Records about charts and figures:
** start **
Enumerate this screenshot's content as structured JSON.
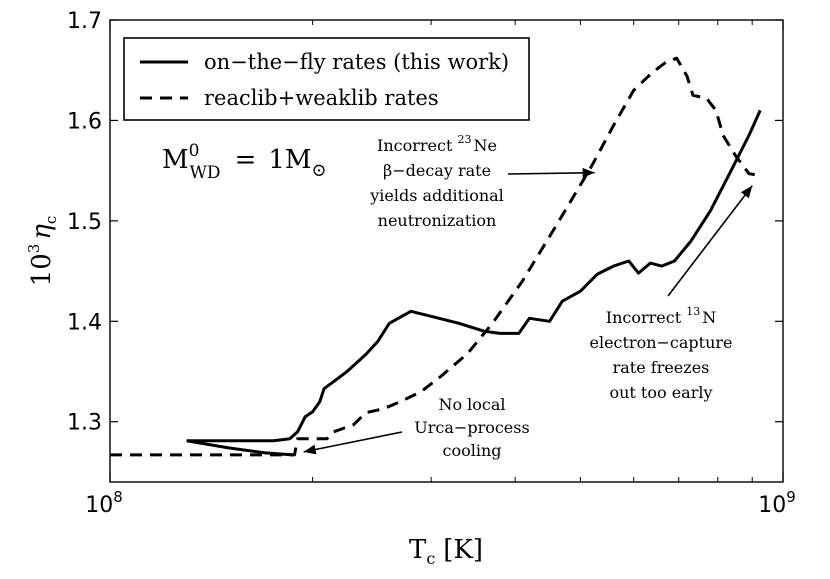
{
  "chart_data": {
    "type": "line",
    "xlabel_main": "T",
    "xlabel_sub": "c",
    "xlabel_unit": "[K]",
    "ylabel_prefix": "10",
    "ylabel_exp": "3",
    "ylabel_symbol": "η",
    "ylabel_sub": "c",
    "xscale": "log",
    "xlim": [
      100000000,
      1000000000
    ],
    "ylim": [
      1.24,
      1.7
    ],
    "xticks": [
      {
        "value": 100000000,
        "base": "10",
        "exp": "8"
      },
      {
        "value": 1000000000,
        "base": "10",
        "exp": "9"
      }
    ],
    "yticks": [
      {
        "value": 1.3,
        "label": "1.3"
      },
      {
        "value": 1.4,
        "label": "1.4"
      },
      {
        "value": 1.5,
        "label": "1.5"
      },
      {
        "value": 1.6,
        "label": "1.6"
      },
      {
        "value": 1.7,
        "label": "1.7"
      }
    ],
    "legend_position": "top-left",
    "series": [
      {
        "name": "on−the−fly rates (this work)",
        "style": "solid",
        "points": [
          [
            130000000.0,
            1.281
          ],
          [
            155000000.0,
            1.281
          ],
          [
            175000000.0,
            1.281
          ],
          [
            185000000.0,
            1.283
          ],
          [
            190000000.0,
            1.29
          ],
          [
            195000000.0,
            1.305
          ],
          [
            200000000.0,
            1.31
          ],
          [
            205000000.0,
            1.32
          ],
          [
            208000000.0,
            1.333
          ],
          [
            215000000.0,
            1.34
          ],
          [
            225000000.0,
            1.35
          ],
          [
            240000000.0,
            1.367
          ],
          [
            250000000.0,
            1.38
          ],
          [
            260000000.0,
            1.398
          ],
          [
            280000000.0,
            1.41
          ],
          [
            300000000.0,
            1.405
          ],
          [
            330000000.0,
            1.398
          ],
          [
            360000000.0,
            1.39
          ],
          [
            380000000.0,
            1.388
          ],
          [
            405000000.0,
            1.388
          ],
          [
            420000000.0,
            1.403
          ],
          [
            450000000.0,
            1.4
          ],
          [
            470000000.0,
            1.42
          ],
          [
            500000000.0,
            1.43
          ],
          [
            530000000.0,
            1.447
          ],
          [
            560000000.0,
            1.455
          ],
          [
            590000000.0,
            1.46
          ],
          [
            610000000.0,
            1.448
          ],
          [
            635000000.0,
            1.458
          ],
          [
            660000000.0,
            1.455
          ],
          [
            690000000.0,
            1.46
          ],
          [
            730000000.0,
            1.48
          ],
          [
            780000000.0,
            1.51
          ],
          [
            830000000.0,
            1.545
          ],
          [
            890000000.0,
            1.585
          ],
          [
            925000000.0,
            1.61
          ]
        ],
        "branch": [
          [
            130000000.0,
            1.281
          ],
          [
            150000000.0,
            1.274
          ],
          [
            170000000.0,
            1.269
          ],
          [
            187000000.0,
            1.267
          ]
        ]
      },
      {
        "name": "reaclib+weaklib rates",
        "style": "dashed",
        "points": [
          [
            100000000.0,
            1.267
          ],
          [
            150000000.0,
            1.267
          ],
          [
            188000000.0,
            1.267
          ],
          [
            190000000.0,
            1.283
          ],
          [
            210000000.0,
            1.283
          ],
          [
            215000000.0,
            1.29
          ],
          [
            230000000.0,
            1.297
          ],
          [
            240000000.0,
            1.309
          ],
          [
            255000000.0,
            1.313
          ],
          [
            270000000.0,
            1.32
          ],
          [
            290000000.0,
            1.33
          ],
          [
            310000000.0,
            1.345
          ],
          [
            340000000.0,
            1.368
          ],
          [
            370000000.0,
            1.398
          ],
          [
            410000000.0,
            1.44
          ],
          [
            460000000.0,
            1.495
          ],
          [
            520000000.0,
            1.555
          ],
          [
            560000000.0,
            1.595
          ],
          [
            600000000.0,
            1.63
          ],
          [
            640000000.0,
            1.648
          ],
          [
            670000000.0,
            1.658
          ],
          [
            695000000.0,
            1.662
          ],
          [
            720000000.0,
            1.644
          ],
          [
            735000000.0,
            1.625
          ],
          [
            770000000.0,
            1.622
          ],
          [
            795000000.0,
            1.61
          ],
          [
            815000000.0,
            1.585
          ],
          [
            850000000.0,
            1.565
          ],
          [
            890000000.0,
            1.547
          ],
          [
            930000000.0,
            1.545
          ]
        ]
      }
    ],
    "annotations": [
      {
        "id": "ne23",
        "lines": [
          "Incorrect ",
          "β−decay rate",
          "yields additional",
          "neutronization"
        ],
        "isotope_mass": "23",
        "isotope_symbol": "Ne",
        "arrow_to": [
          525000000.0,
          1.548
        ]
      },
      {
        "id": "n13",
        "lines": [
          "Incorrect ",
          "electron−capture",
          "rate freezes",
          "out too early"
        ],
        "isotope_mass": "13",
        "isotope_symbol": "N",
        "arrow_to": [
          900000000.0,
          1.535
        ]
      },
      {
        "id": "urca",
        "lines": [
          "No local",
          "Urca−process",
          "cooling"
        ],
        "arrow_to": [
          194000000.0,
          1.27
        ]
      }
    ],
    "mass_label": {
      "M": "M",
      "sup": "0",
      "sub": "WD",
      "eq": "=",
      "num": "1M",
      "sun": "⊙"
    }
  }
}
** end **
** start **
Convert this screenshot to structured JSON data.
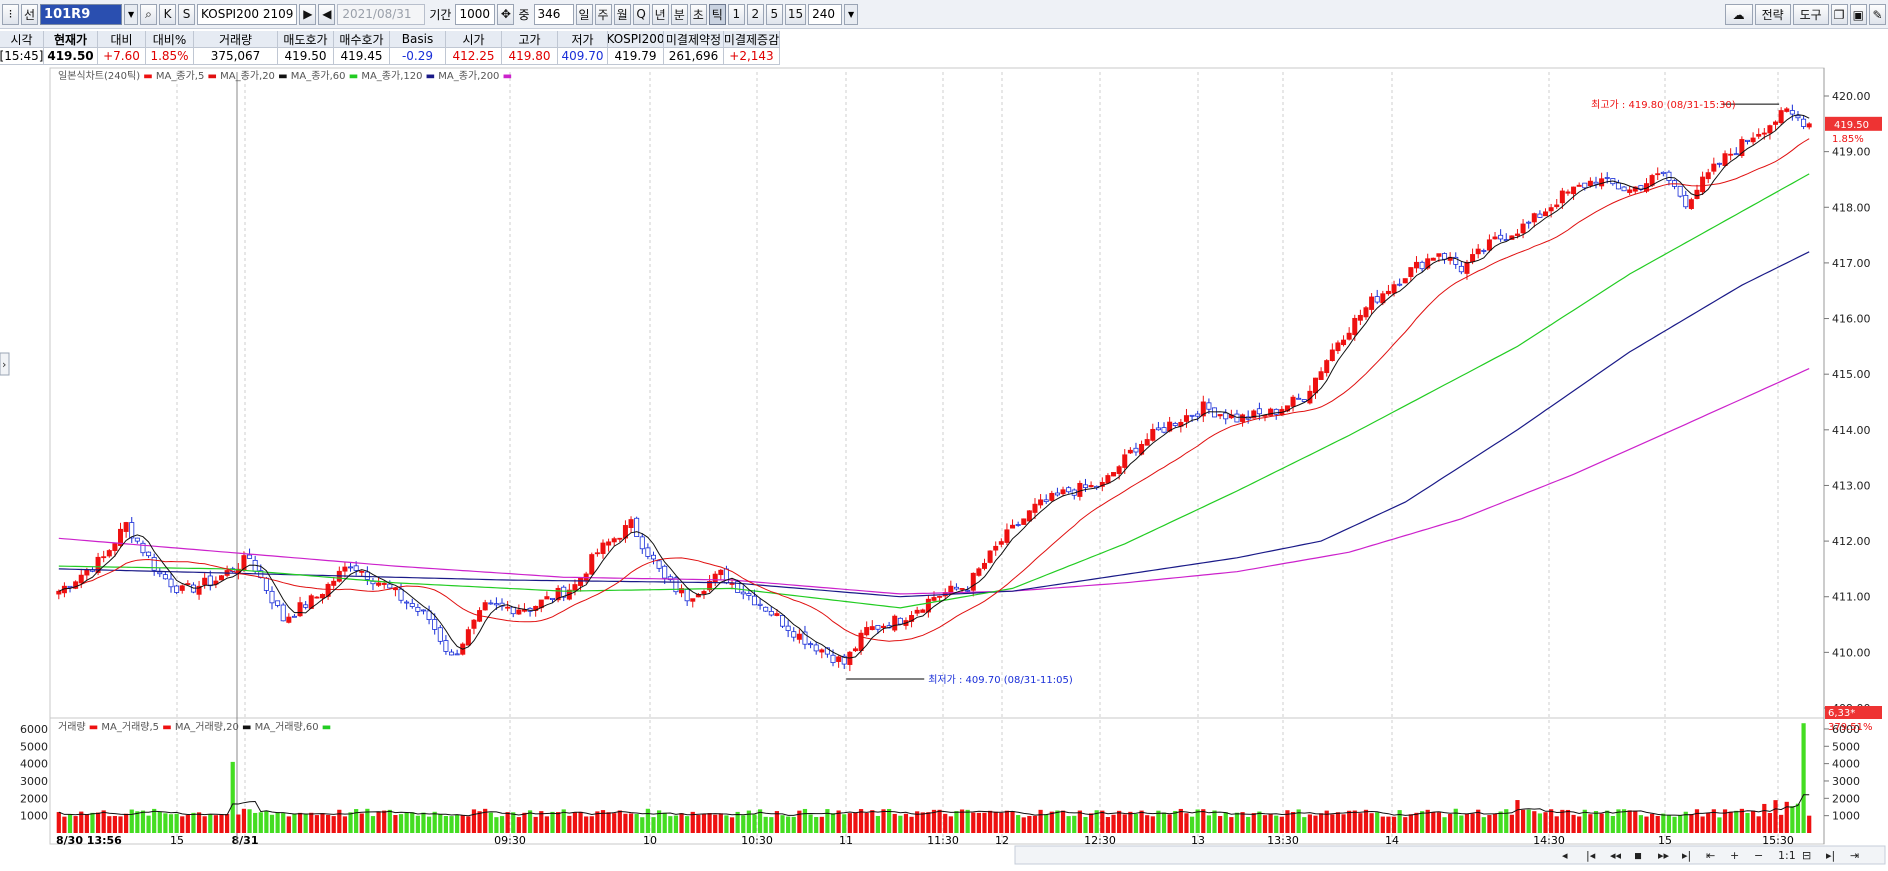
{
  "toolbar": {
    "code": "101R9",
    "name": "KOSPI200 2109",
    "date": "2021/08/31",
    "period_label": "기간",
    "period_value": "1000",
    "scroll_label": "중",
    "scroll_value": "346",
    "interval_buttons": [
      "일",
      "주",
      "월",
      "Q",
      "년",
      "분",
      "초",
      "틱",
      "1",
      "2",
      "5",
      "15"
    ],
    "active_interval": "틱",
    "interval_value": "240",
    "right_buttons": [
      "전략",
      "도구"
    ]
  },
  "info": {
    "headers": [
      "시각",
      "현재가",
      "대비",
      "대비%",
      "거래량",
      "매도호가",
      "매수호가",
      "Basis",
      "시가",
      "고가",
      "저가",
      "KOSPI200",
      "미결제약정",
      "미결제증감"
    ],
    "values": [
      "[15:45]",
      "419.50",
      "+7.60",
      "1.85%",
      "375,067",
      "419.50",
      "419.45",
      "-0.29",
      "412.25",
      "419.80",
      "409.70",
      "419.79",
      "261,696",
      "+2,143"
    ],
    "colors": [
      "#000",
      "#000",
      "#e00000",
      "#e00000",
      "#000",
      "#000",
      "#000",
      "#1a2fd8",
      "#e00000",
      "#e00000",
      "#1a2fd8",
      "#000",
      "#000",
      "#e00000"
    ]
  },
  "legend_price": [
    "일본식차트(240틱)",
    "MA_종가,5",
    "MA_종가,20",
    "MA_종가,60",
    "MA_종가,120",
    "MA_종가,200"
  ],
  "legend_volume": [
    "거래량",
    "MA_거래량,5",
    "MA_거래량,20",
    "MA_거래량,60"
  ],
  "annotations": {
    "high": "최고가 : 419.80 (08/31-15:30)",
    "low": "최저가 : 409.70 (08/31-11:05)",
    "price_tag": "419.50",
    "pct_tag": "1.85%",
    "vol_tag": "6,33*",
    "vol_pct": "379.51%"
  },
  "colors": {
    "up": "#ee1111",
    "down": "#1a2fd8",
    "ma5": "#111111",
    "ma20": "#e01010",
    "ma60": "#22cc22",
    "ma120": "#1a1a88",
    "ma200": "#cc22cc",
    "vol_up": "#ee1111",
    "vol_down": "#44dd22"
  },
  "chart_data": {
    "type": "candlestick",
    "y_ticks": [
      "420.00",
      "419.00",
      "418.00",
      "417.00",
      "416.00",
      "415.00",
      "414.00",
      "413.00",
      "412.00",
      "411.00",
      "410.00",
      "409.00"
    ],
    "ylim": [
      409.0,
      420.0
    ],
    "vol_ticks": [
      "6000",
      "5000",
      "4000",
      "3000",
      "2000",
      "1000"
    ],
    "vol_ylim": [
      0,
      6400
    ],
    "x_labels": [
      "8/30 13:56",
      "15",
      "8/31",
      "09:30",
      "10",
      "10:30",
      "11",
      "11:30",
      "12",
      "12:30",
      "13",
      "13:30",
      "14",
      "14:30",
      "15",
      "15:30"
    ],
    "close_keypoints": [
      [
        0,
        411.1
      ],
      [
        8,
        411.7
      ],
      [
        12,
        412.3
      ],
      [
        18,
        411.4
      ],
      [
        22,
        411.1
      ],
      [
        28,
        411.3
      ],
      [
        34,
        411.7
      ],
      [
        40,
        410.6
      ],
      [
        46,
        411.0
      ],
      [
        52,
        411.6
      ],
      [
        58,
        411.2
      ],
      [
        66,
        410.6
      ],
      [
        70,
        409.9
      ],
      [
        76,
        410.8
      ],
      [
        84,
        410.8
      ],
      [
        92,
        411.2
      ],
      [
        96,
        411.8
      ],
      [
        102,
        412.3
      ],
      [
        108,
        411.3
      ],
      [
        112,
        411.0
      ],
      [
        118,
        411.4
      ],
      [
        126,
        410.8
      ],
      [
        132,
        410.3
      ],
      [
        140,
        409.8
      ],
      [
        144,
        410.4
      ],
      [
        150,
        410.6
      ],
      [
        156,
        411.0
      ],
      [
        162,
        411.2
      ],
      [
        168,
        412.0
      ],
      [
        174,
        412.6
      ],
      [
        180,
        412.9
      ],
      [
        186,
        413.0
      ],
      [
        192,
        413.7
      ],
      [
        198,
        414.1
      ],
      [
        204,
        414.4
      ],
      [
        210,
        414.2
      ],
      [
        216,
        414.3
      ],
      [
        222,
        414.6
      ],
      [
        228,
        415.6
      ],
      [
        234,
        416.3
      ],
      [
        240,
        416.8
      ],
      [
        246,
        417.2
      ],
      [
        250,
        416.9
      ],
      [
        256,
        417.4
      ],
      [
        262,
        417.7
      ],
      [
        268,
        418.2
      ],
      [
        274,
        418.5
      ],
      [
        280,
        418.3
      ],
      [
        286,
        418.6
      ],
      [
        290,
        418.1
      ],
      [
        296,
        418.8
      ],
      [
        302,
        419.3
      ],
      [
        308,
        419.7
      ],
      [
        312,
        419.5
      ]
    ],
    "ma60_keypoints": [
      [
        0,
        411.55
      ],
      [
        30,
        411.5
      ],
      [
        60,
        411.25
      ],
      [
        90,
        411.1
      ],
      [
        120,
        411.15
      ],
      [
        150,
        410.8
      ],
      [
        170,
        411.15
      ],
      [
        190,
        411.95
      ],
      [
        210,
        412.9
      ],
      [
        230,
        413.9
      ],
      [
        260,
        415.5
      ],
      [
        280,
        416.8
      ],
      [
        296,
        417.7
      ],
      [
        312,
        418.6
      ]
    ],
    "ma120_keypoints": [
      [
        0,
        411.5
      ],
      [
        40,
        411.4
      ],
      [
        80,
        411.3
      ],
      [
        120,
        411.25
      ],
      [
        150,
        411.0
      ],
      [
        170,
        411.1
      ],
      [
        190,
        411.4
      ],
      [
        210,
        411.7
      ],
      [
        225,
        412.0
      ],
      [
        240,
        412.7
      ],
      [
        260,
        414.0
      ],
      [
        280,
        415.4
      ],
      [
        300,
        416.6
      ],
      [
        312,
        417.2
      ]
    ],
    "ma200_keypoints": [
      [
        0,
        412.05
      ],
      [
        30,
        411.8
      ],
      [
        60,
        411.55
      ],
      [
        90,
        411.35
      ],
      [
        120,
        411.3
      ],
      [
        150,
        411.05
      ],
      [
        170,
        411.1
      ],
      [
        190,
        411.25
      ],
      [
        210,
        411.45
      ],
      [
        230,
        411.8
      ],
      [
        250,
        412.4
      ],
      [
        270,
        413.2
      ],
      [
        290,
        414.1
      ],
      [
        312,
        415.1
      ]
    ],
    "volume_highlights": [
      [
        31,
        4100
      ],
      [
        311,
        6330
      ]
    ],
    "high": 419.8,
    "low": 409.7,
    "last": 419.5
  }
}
** end **
** start **
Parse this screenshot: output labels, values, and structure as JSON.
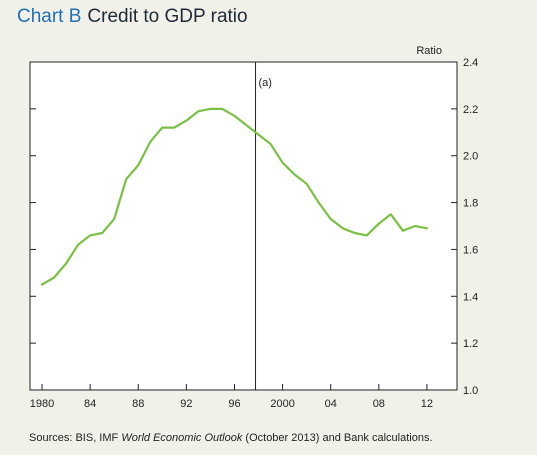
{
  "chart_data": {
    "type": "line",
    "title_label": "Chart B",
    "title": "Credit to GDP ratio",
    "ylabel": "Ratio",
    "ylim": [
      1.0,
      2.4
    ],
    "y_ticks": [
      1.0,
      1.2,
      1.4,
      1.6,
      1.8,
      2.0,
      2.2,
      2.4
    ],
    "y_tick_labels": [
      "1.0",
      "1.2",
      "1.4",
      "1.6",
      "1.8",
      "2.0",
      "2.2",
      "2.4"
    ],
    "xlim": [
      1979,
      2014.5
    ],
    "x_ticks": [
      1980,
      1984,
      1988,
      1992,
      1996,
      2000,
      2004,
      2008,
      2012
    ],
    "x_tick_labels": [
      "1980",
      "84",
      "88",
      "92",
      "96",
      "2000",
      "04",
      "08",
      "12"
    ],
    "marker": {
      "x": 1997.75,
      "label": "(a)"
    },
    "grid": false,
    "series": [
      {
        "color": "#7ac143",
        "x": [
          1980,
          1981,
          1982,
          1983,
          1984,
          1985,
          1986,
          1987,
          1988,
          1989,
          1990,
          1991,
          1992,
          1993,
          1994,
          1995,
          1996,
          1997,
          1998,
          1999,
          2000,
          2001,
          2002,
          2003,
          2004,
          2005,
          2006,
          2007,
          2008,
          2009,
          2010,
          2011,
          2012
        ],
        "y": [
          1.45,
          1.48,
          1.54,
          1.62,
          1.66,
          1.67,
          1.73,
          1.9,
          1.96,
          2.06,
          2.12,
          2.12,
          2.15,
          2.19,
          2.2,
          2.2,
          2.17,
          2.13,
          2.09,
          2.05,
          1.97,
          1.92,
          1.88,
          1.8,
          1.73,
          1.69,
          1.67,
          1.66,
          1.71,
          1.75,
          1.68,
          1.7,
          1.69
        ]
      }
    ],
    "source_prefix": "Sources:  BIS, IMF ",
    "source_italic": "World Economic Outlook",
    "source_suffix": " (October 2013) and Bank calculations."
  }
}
** end **
Filter the records above for "structured" and copy every matching line.

Enumerate this screenshot's content as structured JSON.
Convert this screenshot to structured JSON data.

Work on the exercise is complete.